» TO BE DONE:
Give every entry again, word for word.

» MATERIAL SUPPLIED:
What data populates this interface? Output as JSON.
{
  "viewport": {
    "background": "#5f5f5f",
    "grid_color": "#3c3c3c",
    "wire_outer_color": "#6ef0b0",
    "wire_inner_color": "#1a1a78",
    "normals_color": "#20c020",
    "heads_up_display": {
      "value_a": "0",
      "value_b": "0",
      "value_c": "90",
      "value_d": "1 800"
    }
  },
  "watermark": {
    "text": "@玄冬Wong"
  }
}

» WRITTEN SOLUTION:
What data populates this interface? Output as JSON.
{
  "viewport": {
    "background": "#5f5f5f",
    "grid_color": "#3c3c3c",
    "wire_outer_color": "#6ef0b0",
    "wire_inner_color": "#1a1a78",
    "normals_color": "#20c020",
    "heads_up_display": {
      "value_a": "0",
      "value_b": "0",
      "value_c": "90",
      "value_d": "1 800"
    }
  },
  "watermark": {
    "text": "@玄冬Wong"
  }
}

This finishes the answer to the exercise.